I stumbled into Spey Rods/two handed rods due to a right shoulder/upper arm injury in the late Spring of 2001. That coupled with a bad right elbow that was hammered in a Shad Season trying to hurl shooting lines with heavy sinking heads and a very windy summer that required double hauls on every cast for trout fishing on our rives.

After my last shoulder injury, I was unable to single hand/double haul and shoot shooting heads. With my lighter 7141, I can cast for a long time without having to take a rest. With my 10151, an Accelerator 9/10 with tips and a Loop 4 to balance the package. 30 to 45 minutes of casting with this rig require a rest or at least a change in casting styles.

My older son, who fits into the big guy category is a little over 6' and 200 plus pounds. He was an excellent wrestler and athletic. His techniques to fish the Delta for stripers and to fish for steelhead, big trout on big rivers and shad with his big Spey rod, has been to over power his big rods, the shooting line and long hand built shooting heads. He recently injured his elbow and the area below the elbow this summer. He has to wear a tennis elbow wrap during fishing. Then, after fishing, he uses a special wrap that allows him to use heat or cold on his elbow and area below the elbow. He now has an rx for a potent non steroidal to take after fishing for a few days.
+++
_WHAT YOU WILL DO_
**a.** In the account of switching to Spey rods, what injury led the writer to start using two-handed rods, and when did it happen?
**b.** Extend the account of Spey rods and casting injuries past its last sentence.
+++
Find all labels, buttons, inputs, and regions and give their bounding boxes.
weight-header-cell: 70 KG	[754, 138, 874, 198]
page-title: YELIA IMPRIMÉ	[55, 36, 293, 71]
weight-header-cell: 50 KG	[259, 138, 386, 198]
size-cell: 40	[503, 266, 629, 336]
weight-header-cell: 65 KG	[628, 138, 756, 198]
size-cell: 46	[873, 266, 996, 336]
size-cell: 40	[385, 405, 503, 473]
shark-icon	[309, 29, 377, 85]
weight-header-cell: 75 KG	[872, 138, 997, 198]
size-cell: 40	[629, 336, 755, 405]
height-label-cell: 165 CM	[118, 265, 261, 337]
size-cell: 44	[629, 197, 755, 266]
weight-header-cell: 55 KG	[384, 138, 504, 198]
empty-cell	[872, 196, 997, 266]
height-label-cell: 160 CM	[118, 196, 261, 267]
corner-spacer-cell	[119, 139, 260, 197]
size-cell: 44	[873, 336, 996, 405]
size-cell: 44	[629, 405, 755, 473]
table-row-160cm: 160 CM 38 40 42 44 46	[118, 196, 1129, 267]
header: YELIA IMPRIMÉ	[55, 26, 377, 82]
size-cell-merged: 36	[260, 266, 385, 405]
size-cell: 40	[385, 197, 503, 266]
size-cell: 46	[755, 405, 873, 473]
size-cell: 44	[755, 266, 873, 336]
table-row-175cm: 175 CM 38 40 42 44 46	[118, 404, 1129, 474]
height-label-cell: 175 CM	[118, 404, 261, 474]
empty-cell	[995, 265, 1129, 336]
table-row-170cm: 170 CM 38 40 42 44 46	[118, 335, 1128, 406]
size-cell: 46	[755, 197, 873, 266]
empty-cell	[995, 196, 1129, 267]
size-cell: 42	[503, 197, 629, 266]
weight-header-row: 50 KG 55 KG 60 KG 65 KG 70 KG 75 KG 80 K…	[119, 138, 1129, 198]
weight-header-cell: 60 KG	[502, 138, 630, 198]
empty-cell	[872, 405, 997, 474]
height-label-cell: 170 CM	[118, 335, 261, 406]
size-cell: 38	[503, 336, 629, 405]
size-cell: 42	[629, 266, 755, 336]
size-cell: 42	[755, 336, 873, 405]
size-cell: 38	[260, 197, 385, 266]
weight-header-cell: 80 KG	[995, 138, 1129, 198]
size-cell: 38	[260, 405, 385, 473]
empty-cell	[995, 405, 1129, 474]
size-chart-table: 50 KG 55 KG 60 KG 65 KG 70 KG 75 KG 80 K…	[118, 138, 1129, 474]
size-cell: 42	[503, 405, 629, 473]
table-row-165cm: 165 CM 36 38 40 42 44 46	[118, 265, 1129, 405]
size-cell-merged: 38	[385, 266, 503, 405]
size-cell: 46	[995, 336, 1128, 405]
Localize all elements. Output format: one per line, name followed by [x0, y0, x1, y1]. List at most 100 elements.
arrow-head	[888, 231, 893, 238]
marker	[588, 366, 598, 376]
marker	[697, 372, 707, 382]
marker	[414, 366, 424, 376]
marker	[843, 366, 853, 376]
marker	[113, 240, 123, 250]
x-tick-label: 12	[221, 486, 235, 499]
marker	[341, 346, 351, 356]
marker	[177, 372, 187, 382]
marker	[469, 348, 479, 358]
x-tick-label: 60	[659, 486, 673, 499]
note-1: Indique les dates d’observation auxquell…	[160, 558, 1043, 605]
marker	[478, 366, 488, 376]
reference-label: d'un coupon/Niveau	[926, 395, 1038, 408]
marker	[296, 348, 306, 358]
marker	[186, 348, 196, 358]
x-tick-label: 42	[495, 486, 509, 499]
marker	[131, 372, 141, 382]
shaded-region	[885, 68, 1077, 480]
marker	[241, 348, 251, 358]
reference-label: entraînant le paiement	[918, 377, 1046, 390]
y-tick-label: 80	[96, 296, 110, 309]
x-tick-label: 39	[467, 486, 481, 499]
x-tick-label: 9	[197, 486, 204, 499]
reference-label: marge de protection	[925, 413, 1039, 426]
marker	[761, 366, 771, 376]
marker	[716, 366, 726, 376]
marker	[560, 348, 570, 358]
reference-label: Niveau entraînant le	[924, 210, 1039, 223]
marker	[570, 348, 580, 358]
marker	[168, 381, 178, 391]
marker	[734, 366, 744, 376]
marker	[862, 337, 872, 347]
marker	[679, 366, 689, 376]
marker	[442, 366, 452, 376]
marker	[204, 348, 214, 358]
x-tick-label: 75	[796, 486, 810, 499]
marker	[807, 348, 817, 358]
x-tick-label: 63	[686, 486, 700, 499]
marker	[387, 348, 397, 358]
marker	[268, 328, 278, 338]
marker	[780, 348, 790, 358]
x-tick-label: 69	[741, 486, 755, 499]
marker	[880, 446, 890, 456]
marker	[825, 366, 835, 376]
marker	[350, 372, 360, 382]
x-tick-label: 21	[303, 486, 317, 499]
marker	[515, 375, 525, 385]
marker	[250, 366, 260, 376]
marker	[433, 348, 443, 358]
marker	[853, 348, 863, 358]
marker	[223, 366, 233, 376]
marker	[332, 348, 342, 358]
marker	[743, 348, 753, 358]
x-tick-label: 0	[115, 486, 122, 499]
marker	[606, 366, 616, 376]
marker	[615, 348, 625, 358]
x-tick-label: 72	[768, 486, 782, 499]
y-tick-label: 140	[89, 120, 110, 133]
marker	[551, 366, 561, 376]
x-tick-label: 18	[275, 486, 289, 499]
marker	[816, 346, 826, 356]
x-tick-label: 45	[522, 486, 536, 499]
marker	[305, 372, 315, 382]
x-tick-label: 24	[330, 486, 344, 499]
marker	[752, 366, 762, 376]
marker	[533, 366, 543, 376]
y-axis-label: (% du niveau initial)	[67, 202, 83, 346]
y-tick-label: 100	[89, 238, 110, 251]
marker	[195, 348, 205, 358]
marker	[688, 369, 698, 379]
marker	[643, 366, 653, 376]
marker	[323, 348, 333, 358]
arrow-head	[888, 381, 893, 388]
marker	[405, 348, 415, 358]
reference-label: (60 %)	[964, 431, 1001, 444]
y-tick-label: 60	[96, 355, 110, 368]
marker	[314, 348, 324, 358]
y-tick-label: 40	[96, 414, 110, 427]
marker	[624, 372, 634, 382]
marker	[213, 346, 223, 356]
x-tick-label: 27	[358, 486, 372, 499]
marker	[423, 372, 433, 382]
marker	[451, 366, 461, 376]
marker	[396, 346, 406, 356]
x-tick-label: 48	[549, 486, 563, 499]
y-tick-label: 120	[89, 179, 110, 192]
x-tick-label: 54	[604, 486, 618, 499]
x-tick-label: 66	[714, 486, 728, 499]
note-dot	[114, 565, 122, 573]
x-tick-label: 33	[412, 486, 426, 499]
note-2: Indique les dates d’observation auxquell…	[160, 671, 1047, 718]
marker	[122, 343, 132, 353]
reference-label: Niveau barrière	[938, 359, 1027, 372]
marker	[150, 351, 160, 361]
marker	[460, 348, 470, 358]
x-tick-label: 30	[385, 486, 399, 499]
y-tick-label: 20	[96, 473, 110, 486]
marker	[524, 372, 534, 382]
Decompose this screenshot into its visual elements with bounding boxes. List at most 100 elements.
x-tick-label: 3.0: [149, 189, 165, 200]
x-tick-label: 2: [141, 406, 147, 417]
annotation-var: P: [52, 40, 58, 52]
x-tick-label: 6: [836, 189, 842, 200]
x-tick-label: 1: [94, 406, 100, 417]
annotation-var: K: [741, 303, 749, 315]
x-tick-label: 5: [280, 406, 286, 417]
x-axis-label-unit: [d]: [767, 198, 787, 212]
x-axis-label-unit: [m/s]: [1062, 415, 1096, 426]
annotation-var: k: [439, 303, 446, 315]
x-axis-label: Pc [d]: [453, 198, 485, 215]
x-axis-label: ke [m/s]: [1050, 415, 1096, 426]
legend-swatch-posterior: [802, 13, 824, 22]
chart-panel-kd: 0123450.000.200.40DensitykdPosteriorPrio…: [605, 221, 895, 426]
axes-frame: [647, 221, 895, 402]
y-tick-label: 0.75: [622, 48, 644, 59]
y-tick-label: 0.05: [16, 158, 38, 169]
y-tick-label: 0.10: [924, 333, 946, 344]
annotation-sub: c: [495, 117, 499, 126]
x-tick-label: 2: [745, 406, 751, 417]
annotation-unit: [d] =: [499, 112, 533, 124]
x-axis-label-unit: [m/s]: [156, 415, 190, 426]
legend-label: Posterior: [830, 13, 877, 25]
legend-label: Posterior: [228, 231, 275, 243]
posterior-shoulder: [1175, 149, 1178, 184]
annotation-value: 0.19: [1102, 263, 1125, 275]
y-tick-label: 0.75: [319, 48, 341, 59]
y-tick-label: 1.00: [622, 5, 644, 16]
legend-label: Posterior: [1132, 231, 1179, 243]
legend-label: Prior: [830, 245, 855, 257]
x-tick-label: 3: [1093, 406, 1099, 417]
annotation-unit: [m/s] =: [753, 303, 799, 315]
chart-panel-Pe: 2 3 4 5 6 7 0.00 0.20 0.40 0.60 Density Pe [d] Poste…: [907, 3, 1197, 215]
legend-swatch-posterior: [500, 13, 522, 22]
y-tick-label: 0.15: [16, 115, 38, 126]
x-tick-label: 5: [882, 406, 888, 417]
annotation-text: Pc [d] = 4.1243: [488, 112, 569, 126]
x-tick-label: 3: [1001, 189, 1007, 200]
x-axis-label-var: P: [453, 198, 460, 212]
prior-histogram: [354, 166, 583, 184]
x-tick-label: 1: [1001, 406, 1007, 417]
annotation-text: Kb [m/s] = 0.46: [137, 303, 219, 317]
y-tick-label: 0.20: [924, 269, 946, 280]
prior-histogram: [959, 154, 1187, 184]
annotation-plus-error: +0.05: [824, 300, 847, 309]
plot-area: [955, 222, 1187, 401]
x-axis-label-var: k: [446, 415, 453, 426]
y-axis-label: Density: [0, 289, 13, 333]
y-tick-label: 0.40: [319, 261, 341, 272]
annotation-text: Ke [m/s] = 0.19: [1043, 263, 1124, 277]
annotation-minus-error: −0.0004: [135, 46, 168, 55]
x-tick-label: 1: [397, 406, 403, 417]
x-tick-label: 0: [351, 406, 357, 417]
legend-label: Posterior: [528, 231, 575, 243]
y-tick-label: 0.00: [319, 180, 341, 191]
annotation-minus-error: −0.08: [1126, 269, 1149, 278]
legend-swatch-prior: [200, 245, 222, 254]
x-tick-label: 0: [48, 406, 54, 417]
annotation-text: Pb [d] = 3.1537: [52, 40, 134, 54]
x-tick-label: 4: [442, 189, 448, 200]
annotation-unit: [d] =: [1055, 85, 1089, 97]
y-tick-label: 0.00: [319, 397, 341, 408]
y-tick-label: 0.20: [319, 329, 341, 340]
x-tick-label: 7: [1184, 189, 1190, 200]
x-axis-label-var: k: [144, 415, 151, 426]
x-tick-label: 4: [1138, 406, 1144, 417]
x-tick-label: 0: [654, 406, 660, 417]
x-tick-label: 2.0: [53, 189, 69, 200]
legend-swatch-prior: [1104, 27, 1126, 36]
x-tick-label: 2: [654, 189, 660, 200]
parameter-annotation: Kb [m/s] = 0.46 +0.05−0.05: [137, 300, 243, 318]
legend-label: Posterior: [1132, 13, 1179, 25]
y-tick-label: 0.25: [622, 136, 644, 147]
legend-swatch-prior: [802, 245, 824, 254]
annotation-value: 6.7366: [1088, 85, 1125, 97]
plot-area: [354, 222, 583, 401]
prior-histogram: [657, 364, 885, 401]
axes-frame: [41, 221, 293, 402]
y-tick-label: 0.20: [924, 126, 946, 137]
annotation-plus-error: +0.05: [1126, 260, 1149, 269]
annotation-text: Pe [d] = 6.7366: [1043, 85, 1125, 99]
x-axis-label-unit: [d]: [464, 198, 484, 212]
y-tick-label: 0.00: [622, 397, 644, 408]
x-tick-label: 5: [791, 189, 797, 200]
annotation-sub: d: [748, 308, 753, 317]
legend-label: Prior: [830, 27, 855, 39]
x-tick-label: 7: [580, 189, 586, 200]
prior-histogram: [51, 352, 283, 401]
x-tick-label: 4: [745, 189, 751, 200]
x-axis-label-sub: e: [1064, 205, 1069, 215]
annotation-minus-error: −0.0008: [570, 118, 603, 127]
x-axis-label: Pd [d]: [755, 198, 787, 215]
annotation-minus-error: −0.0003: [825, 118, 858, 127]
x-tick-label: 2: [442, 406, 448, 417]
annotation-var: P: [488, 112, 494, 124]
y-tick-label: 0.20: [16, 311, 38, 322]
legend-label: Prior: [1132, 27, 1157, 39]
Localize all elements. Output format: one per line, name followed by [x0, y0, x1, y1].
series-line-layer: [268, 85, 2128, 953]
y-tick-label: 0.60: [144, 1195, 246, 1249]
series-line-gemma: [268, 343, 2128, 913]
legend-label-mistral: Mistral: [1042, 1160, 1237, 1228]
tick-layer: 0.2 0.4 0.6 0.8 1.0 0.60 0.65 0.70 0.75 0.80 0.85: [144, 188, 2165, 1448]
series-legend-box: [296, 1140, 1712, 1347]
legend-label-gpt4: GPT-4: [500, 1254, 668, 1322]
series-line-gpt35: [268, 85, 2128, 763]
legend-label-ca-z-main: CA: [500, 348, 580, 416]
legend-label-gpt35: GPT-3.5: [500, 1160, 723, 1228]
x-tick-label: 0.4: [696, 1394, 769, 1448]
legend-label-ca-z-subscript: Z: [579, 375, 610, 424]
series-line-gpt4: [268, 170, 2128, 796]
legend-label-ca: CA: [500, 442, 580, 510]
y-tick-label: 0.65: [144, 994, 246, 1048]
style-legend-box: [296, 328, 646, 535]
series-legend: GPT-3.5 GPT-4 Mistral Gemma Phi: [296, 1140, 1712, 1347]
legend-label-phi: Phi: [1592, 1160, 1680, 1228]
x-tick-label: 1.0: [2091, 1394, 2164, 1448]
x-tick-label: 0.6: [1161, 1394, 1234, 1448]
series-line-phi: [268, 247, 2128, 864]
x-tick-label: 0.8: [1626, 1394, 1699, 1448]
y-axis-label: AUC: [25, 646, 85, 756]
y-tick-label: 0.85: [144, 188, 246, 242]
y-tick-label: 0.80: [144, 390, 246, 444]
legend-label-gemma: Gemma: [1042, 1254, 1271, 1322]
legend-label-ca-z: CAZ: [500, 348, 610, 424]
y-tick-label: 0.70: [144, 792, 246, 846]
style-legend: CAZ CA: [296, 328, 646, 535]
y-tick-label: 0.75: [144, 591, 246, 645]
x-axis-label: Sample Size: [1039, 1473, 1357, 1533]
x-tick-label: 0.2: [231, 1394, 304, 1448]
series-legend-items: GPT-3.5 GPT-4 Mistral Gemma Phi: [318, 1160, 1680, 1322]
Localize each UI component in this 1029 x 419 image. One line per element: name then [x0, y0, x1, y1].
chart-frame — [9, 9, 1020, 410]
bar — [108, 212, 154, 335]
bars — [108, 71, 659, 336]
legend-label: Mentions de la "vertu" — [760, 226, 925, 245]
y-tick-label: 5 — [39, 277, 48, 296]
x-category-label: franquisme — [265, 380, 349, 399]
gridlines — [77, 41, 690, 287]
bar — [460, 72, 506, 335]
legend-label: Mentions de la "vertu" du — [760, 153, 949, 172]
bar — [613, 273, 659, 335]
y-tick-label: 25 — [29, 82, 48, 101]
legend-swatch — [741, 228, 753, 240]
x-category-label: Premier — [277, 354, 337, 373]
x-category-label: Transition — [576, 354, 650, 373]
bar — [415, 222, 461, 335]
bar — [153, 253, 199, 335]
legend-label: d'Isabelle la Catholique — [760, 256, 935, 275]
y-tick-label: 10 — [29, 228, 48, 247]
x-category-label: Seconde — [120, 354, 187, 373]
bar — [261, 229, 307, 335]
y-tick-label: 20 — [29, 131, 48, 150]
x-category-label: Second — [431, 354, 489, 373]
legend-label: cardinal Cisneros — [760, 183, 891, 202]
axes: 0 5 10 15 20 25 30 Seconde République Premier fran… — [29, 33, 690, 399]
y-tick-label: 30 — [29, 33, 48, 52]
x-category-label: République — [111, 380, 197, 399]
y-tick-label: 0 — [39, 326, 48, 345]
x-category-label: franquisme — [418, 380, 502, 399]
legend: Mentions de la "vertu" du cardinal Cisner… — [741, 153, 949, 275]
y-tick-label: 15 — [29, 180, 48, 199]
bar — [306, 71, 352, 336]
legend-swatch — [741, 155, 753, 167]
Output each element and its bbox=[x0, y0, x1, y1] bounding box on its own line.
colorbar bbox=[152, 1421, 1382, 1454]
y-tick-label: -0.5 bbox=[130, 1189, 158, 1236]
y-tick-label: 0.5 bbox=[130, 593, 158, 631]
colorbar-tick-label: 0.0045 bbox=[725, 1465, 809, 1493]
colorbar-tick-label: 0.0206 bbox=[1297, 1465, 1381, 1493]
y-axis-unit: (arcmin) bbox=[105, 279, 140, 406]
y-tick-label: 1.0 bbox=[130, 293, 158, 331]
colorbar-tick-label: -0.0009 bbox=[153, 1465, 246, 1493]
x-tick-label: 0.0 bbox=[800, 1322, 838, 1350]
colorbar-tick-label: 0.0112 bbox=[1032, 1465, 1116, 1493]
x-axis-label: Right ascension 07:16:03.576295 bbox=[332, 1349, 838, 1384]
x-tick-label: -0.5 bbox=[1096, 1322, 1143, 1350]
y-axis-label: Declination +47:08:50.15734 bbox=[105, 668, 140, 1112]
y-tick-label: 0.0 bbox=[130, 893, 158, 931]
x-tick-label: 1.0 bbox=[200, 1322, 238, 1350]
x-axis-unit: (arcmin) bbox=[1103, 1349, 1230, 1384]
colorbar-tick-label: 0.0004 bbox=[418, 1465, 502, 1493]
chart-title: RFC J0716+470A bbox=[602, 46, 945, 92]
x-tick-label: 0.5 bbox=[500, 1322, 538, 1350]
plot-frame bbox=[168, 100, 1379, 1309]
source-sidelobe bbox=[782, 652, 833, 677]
+++
_PER-TASK ANSWERS_
**a.** A right shoulder and upper arm injury in the late Spring of 2001.

**b.**
He just bought Rio's Striper 26' DC line with the 350 grain head built in which makes it easier for him to cast. He is 36 now, and if he wants to continue to fly fish, he is going to have to learn some new tricks with his old rods and move up to the shorter two handed rods like Meiser's and get a shorter and lighter spey rod/rig for his shad and steelhead fishing.

On our next trip on the Delta, I will let him use Meiser's 10'6' 9/10 weight switch rod with my Rio Striper 26 DC/350 grain. With a simple over hand cast I can get out 90 to 100' of that line with no double hauls, false casts and not hurt my shoulder or elbow. With my crude underhand, I can get about 50 to 60' casts with this rig.

We are truly fortunate to live in this incredible time with great rods, great lines and great people to teach us how to do different casts with these different rods. The only right way, is the way that works for us, when we are fishing at that moment. Some of us want short rods, some of us want long rods, we require different lines on the same rods that our friends use. Nobody is wrong except when they try to dictate what casting style, rod, line and technique that we all should use.